* _Task statement_
Retype everything in the listing, leaving each line exactly as it is.

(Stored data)
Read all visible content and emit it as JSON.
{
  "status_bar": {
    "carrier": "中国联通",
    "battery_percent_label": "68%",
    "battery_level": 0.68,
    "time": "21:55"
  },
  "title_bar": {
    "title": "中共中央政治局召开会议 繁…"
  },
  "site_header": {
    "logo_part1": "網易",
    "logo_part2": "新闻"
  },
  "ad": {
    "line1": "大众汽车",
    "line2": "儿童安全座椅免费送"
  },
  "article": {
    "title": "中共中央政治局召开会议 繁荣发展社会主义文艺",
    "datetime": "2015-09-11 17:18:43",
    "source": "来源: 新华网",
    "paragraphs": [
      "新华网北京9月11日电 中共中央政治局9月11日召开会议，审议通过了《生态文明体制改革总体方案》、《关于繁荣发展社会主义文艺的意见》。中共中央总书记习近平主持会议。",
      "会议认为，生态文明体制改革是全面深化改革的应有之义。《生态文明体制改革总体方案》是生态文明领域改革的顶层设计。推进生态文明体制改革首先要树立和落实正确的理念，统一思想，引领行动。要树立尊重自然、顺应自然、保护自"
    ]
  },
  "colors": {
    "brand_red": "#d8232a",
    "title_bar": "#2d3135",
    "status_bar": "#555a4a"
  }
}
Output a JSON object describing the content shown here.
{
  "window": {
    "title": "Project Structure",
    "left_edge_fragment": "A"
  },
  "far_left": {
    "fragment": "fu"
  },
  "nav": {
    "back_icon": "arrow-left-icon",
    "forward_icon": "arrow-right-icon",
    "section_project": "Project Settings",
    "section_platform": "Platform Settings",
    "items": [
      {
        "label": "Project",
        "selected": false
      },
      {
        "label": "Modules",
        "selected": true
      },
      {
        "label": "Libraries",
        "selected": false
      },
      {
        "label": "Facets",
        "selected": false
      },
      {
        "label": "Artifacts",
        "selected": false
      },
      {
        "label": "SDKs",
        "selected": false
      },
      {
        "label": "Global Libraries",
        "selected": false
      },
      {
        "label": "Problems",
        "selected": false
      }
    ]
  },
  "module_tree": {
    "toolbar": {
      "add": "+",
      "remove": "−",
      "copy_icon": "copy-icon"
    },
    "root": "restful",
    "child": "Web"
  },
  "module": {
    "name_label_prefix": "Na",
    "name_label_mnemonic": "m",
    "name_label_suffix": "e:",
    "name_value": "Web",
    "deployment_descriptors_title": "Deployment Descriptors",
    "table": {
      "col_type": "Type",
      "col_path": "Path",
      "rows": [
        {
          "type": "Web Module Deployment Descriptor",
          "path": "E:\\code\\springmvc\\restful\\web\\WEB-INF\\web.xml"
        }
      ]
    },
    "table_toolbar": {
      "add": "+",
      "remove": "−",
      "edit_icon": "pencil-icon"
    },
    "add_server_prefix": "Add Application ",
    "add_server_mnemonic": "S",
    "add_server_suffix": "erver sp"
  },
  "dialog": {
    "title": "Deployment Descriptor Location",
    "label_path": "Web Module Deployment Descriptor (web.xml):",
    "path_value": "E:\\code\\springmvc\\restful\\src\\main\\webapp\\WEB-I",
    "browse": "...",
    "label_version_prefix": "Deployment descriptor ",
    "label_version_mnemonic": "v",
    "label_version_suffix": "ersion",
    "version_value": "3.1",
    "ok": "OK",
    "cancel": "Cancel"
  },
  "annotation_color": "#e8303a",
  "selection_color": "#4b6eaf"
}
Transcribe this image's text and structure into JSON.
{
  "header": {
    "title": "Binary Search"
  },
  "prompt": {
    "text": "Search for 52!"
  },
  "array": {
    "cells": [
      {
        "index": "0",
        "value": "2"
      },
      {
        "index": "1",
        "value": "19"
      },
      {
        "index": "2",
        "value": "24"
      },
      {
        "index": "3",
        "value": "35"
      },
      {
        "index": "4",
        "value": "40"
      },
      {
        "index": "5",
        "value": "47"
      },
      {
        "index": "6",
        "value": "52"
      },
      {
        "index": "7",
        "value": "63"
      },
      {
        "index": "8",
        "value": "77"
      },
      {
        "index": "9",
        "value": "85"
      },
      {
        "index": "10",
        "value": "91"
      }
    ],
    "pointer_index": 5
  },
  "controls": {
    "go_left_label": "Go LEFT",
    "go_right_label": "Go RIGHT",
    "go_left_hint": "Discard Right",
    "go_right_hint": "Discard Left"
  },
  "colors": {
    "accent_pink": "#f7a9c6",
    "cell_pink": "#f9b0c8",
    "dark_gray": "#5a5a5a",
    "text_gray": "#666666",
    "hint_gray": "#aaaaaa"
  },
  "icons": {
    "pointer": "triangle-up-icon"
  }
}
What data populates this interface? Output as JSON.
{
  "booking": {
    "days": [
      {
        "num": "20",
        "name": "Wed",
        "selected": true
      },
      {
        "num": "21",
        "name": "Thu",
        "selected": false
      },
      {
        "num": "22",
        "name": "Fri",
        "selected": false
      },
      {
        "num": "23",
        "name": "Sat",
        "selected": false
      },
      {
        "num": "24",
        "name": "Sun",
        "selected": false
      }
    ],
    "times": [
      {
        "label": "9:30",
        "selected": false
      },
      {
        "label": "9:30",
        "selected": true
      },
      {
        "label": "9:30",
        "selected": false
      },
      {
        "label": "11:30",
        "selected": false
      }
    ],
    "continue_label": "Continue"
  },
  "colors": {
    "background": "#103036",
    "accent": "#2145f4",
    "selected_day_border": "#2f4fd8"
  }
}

* _Solution to this exercise_
Read all visible content and emit it as JSON.
{
  "status_bar": {
    "carrier": "中国联通",
    "battery_percent_label": "68%",
    "battery_level": 0.68,
    "time": "21:55"
  },
  "title_bar": {
    "title": "中共中央政治局召开会议 繁…"
  },
  "site_header": {
    "logo_part1": "網易",
    "logo_part2": "新闻"
  },
  "ad": {
    "line1": "大众汽车",
    "line2": "儿童安全座椅免费送"
  },
  "article": {
    "title": "中共中央政治局召开会议 繁荣发展社会主义文艺",
    "datetime": "2015-09-11 17:18:43",
    "source": "来源: 新华网",
    "paragraphs": [
      "新华网北京9月11日电 中共中央政治局9月11日召开会议，审议通过了《生态文明体制改革总体方案》、《关于繁荣发展社会主义文艺的意见》。中共中央总书记习近平主持会议。",
      "会议认为，生态文明体制改革是全面深化改革的应有之义。《生态文明体制改革总体方案》是生态文明领域改革的顶层设计。推进生态文明体制改革首先要树立和落实正确的理念，统一思想，引领行动。要树立尊重自然、顺应自然、保护自"
    ]
  },
  "colors": {
    "brand_red": "#d8232a",
    "title_bar": "#2d3135",
    "status_bar": "#555a4a"
  }
}
Output a JSON object describing the content shown here.
{
  "window": {
    "title": "Project Structure",
    "left_edge_fragment": "A"
  },
  "far_left": {
    "fragment": "fu"
  },
  "nav": {
    "back_icon": "arrow-left-icon",
    "forward_icon": "arrow-right-icon",
    "section_project": "Project Settings",
    "section_platform": "Platform Settings",
    "items": [
      {
        "label": "Project",
        "selected": false
      },
      {
        "label": "Modules",
        "selected": true
      },
      {
        "label": "Libraries",
        "selected": false
      },
      {
        "label": "Facets",
        "selected": false
      },
      {
        "label": "Artifacts",
        "selected": false
      },
      {
        "label": "SDKs",
        "selected": false
      },
      {
        "label": "Global Libraries",
        "selected": false
      },
      {
        "label": "Problems",
        "selected": false
      }
    ]
  },
  "module_tree": {
    "toolbar": {
      "add": "+",
      "remove": "−",
      "copy_icon": "copy-icon"
    },
    "root": "restful",
    "child": "Web"
  },
  "module": {
    "name_label_prefix": "Na",
    "name_label_mnemonic": "m",
    "name_label_suffix": "e:",
    "name_value": "Web",
    "deployment_descriptors_title": "Deployment Descriptors",
    "table": {
      "col_type": "Type",
      "col_path": "Path",
      "rows": [
        {
          "type": "Web Module Deployment Descriptor",
          "path": "E:\\code\\springmvc\\restful\\web\\WEB-INF\\web.xml"
        }
      ]
    },
    "table_toolbar": {
      "add": "+",
      "remove": "−",
      "edit_icon": "pencil-icon"
    },
    "add_server_prefix": "Add Application ",
    "add_server_mnemonic": "S",
    "add_server_suffix": "erver sp"
  },
  "dialog": {
    "title": "Deployment Descriptor Location",
    "label_path": "Web Module Deployment Descriptor (web.xml):",
    "path_value": "E:\\code\\springmvc\\restful\\src\\main\\webapp\\WEB-I",
    "browse": "...",
    "label_version_prefix": "Deployment descriptor ",
    "label_version_mnemonic": "v",
    "label_version_suffix": "ersion",
    "version_value": "3.1",
    "ok": "OK",
    "cancel": "Cancel"
  },
  "annotation_color": "#e8303a",
  "selection_color": "#4b6eaf"
}
Transcribe this image's text and structure into JSON.
{
  "header": {
    "title": "Binary Search"
  },
  "prompt": {
    "text": "Search for 52!"
  },
  "array": {
    "cells": [
      {
        "index": "0",
        "value": "2"
      },
      {
        "index": "1",
        "value": "19"
      },
      {
        "index": "2",
        "value": "24"
      },
      {
        "index": "3",
        "value": "35"
      },
      {
        "index": "4",
        "value": "40"
      },
      {
        "index": "5",
        "value": "47"
      },
      {
        "index": "6",
        "value": "52"
      },
      {
        "index": "7",
        "value": "63"
      },
      {
        "index": "8",
        "value": "77"
      },
      {
        "index": "9",
        "value": "85"
      },
      {
        "index": "10",
        "value": "91"
      }
    ],
    "pointer_index": 5
  },
  "controls": {
    "go_left_label": "Go LEFT",
    "go_right_label": "Go RIGHT",
    "go_left_hint": "Discard Right",
    "go_right_hint": "Discard Left"
  },
  "colors": {
    "accent_pink": "#f7a9c6",
    "cell_pink": "#f9b0c8",
    "dark_gray": "#5a5a5a",
    "text_gray": "#666666",
    "hint_gray": "#aaaaaa"
  },
  "icons": {
    "pointer": "triangle-up-icon"
  }
}
What data populates this interface? Output as JSON.
{
  "booking": {
    "days": [
      {
        "num": "20",
        "name": "Wed",
        "selected": true
      },
      {
        "num": "21",
        "name": "Thu",
        "selected": false
      },
      {
        "num": "22",
        "name": "Fri",
        "selected": false
      },
      {
        "num": "23",
        "name": "Sat",
        "selected": false
      },
      {
        "num": "24",
        "name": "Sun",
        "selected": false
      }
    ],
    "times": [
      {
        "label": "9:30",
        "selected": false
      },
      {
        "label": "9:30",
        "selected": true
      },
      {
        "label": "9:30",
        "selected": false
      },
      {
        "label": "11:30",
        "selected": false
      }
    ],
    "continue_label": "Continue"
  },
  "colors": {
    "background": "#103036",
    "accent": "#2145f4",
    "selected_day_border": "#2f4fd8"
  }
}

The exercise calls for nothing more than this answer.